[Excerpts from a figure dataset]
((

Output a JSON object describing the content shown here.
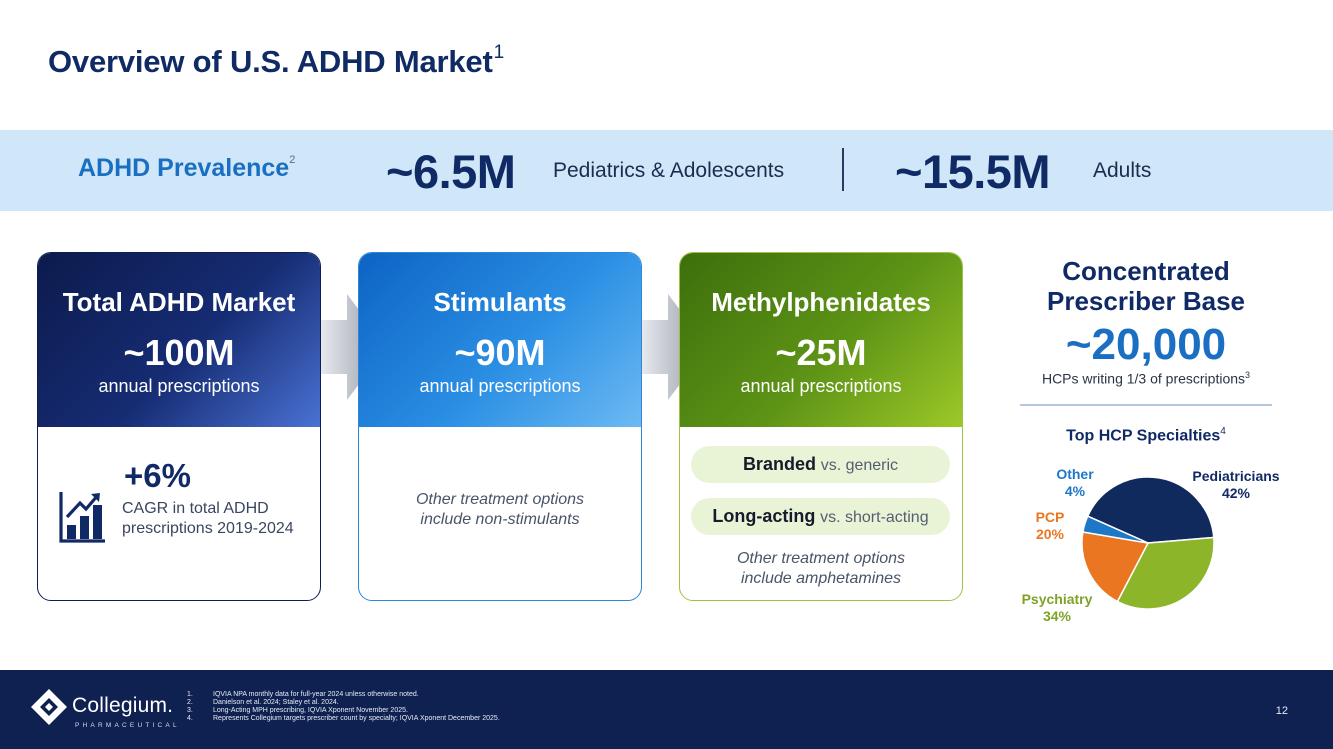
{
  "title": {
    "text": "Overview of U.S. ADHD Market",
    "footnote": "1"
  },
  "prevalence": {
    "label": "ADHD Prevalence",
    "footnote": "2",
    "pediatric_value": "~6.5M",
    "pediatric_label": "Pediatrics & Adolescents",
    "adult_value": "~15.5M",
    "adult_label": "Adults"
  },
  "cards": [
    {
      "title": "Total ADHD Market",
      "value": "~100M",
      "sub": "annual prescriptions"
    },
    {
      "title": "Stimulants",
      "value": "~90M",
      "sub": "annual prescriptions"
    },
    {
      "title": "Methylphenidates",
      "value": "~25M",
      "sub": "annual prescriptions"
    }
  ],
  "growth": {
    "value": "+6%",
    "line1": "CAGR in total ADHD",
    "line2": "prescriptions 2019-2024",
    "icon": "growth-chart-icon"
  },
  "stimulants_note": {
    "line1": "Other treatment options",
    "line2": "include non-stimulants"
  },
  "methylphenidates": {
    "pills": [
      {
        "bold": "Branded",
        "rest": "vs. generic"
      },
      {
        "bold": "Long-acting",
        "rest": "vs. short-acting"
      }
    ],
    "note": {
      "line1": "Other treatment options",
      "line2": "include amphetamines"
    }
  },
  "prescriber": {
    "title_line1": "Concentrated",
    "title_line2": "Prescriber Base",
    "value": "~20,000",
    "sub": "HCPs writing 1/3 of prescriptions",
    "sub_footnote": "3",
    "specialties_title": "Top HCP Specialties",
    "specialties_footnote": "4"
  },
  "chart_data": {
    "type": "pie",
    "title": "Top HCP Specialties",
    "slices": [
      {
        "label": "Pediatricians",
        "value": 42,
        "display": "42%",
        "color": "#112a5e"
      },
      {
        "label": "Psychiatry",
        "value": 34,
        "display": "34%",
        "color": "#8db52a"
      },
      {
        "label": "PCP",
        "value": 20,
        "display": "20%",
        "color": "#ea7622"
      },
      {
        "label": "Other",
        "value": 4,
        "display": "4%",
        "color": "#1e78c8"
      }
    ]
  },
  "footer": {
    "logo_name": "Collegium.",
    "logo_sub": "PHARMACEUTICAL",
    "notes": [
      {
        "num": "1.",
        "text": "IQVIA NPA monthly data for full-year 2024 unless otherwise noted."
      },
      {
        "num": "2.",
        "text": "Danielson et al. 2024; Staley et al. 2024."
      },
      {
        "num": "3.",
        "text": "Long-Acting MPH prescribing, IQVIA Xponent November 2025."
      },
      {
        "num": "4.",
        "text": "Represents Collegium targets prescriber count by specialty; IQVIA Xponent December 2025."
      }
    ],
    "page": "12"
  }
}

))
((

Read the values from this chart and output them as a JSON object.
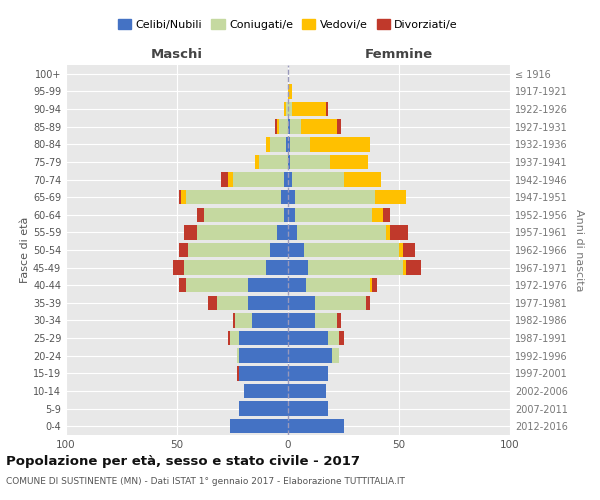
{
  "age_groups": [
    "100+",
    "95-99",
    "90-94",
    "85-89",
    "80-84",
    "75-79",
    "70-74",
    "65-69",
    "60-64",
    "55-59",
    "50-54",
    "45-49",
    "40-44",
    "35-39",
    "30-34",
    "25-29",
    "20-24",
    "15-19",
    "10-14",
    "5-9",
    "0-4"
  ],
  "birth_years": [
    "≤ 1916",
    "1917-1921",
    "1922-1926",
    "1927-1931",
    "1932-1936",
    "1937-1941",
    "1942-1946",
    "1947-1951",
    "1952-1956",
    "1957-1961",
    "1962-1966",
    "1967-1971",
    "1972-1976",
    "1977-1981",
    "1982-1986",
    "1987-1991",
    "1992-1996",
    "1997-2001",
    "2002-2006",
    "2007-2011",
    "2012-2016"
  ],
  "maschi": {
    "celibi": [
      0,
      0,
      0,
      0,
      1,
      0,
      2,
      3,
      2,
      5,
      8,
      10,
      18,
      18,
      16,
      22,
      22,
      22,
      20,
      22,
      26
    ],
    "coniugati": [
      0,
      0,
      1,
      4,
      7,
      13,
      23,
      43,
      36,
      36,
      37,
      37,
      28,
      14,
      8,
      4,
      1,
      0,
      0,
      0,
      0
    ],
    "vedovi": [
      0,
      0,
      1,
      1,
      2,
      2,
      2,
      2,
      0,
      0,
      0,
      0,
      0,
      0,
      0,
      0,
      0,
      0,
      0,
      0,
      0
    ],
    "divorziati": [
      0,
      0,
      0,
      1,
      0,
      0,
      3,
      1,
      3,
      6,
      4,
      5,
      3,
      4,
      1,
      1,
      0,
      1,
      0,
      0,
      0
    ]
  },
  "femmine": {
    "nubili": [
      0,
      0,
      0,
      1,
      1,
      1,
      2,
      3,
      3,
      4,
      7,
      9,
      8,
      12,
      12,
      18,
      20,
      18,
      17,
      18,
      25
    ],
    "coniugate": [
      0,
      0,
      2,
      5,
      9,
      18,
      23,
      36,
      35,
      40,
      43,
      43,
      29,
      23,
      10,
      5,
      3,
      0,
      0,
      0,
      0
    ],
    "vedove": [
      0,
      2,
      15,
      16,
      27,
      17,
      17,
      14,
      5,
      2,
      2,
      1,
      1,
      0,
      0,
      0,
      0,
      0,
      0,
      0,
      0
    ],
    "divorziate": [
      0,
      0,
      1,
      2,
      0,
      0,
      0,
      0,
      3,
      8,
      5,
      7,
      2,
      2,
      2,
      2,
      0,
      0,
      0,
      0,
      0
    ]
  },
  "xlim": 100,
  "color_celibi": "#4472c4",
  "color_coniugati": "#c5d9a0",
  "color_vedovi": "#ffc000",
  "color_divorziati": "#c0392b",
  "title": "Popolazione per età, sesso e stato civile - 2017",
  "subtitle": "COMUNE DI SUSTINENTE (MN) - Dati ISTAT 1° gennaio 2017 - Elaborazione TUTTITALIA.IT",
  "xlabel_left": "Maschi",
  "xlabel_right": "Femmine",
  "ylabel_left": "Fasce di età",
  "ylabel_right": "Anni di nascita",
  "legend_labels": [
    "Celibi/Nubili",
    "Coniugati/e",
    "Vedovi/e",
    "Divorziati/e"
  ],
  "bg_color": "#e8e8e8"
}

))

• [TO DO]: Copy the lines from the entries above in which the word "Market" appears.

• [OUTPUT BELOW]:
    "text": "Overview of U.S. ADHD Market",
      "title": "Total ADHD Market",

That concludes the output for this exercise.